▸ **TASK DIRECTIONS**
Check every line for the word "kāmo" and state how many lines have it. Reply with the number alone.

▸ **ENTRIES PROVIDED**
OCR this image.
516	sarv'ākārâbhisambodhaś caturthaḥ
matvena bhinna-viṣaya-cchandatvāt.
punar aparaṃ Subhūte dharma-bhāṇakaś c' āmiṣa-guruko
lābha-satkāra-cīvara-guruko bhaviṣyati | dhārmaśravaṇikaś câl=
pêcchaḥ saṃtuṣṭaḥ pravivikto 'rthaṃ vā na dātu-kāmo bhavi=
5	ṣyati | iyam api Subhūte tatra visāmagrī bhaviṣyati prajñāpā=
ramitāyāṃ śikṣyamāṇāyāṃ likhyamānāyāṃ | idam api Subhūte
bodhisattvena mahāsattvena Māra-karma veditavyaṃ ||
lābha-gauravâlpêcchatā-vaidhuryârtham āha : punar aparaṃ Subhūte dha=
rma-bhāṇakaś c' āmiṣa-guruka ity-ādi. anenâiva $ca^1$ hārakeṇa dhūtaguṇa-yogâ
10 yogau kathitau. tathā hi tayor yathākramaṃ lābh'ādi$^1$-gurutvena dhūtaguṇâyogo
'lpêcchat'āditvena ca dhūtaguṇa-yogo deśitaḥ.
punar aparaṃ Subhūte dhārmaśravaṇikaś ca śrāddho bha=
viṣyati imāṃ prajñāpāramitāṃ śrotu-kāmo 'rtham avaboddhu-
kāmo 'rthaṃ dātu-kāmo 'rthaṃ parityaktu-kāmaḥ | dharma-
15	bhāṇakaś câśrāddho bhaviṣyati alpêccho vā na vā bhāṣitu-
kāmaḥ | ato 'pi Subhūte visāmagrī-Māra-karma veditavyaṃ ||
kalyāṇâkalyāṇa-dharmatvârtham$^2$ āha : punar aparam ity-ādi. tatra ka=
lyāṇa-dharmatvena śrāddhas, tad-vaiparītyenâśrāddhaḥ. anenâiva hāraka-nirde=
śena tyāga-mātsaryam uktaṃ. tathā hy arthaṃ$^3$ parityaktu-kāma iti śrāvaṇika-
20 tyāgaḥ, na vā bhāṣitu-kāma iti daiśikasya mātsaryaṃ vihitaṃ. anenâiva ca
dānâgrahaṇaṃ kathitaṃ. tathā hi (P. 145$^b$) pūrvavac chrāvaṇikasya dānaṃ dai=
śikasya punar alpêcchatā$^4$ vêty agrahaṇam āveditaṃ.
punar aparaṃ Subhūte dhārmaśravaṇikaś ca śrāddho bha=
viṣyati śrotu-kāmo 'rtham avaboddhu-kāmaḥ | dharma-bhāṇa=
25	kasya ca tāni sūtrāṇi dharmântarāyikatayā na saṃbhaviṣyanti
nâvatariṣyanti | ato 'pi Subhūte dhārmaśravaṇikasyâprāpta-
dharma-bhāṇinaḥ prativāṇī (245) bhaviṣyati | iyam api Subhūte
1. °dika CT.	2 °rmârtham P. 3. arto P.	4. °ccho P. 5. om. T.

▸ **CORRECT ANSWER**
4